## [REQUIREMENT]
Copy out each line that mentions the word "Karten".
- - - - -
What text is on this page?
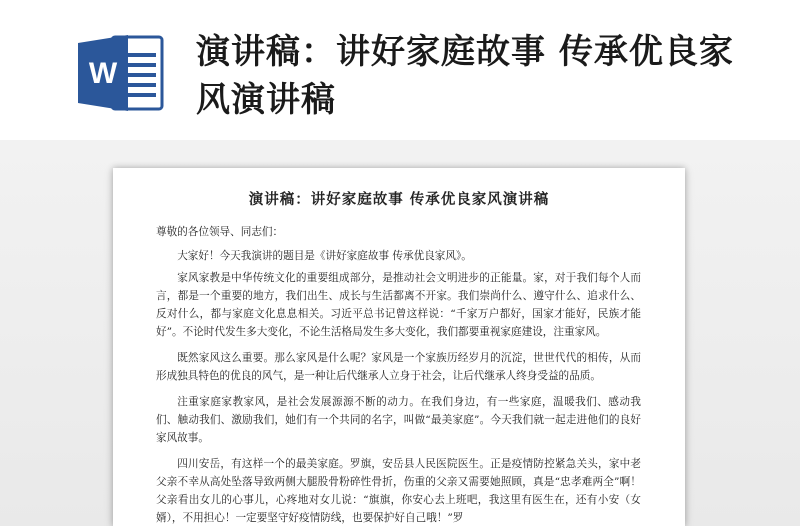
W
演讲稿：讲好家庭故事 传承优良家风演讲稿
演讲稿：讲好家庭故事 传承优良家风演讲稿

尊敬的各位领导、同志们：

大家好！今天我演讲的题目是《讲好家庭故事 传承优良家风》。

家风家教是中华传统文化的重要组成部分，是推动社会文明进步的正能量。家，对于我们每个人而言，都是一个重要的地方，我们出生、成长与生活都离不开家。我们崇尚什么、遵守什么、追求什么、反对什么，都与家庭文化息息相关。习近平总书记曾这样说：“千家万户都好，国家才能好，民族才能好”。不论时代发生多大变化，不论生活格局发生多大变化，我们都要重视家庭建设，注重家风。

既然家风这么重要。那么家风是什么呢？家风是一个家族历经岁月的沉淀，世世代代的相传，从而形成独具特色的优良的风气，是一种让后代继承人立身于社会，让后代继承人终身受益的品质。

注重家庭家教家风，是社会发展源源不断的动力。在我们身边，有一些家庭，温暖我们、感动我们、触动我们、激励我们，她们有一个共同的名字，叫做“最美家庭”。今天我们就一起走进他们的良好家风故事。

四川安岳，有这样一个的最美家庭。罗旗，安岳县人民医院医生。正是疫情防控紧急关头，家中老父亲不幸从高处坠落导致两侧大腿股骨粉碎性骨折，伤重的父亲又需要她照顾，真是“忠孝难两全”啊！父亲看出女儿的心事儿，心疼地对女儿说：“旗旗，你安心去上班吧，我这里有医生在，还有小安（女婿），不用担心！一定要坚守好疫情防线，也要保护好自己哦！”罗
- - - - -
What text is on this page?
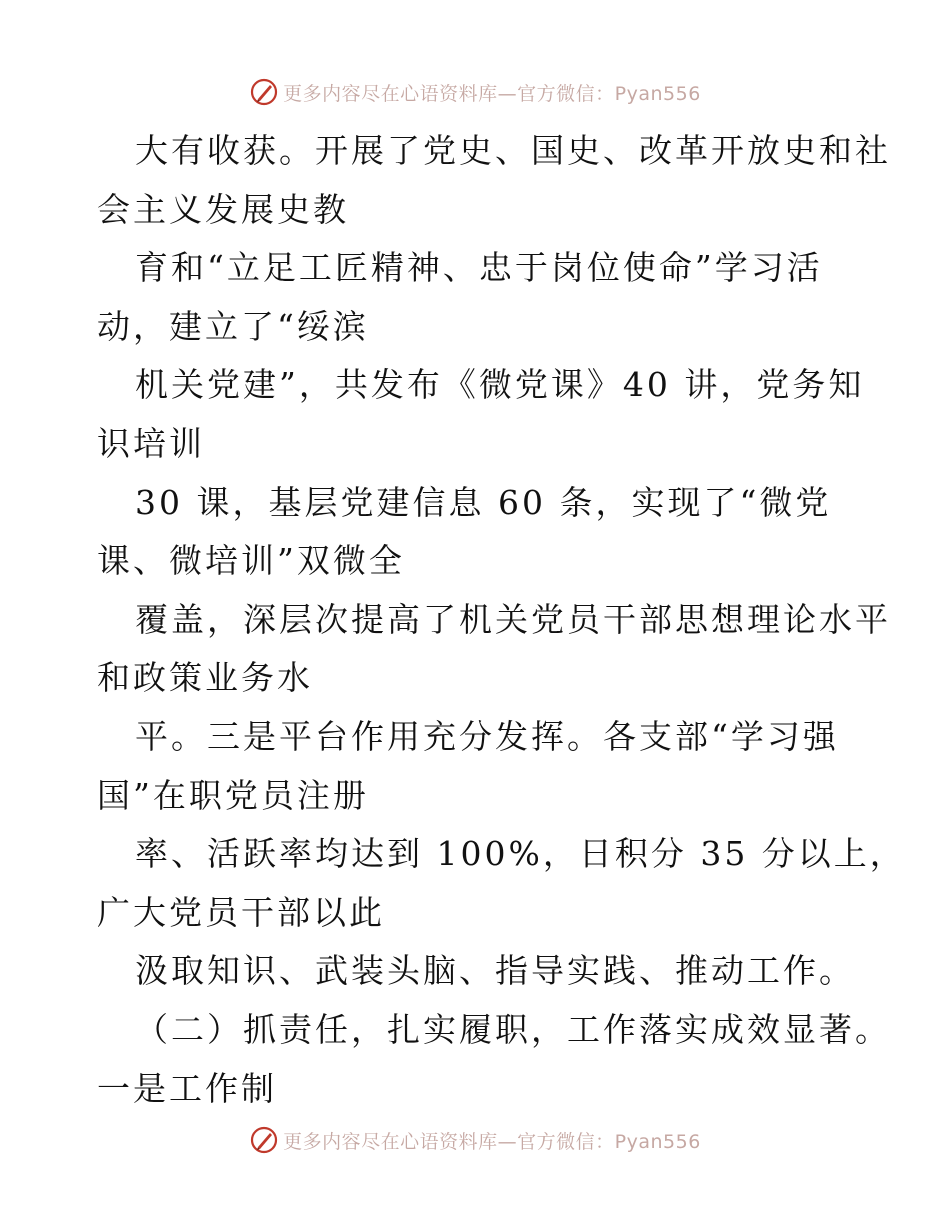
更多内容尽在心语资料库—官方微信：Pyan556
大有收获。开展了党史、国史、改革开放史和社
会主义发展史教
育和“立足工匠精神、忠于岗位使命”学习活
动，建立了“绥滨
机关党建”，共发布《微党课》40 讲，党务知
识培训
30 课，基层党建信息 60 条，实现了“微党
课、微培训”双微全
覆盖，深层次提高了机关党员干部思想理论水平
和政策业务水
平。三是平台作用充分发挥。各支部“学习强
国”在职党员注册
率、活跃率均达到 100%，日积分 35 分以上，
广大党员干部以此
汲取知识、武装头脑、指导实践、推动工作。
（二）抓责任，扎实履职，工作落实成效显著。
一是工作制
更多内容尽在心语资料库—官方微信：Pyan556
- - - - -
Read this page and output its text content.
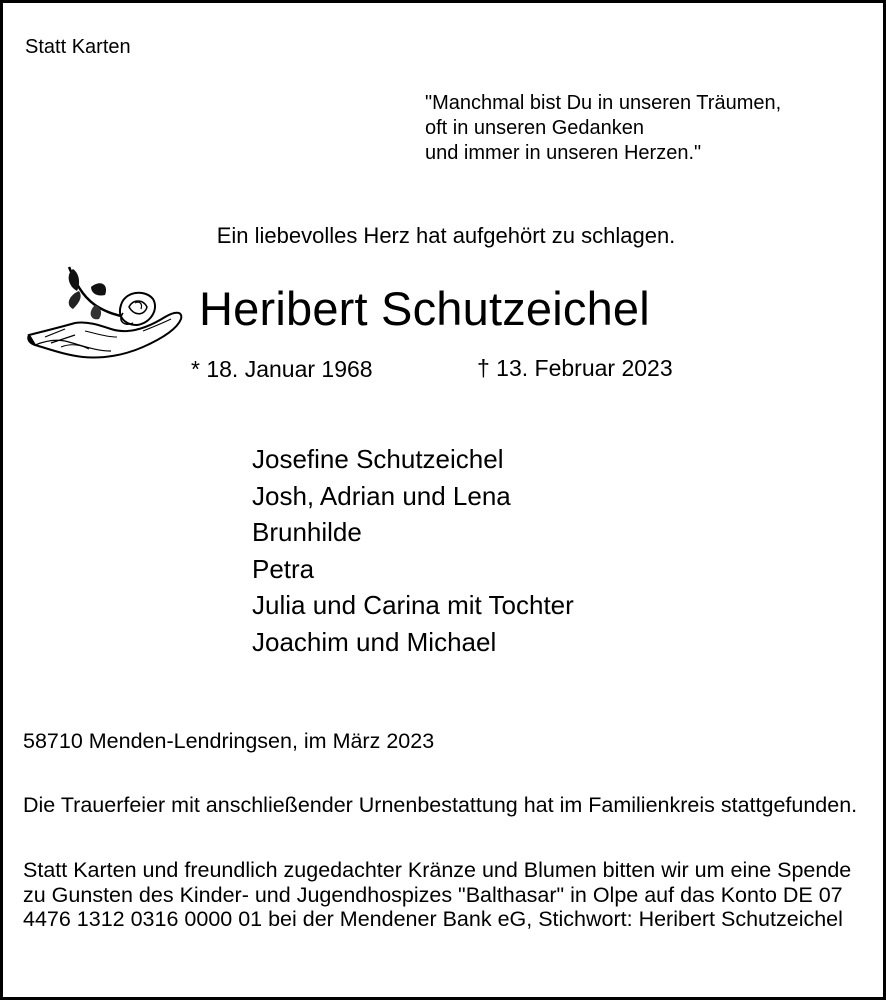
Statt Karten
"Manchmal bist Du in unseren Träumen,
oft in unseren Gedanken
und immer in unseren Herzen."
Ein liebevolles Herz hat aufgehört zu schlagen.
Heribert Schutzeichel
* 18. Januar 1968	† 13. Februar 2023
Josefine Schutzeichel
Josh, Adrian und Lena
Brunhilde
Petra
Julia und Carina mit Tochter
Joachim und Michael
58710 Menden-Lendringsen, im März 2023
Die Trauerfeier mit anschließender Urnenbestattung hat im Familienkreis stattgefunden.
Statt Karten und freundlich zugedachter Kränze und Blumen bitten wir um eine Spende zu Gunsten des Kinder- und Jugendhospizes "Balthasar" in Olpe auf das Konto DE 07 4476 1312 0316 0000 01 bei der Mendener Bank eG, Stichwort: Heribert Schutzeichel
- - - - -
## [RESPONSE TO THE EXERCISE]
Statt Karten
Statt Karten und freundlich zugedachter Kränze und Blumen bitten wir um eine Spende zu Gunsten des Kinder- und Jugendhospizes "Balthasar" in Olpe auf das Konto DE 07 4476 1312 0316 0000 01 bei der Mendener Bank eG, Stichwort: Heribert Schutzeichel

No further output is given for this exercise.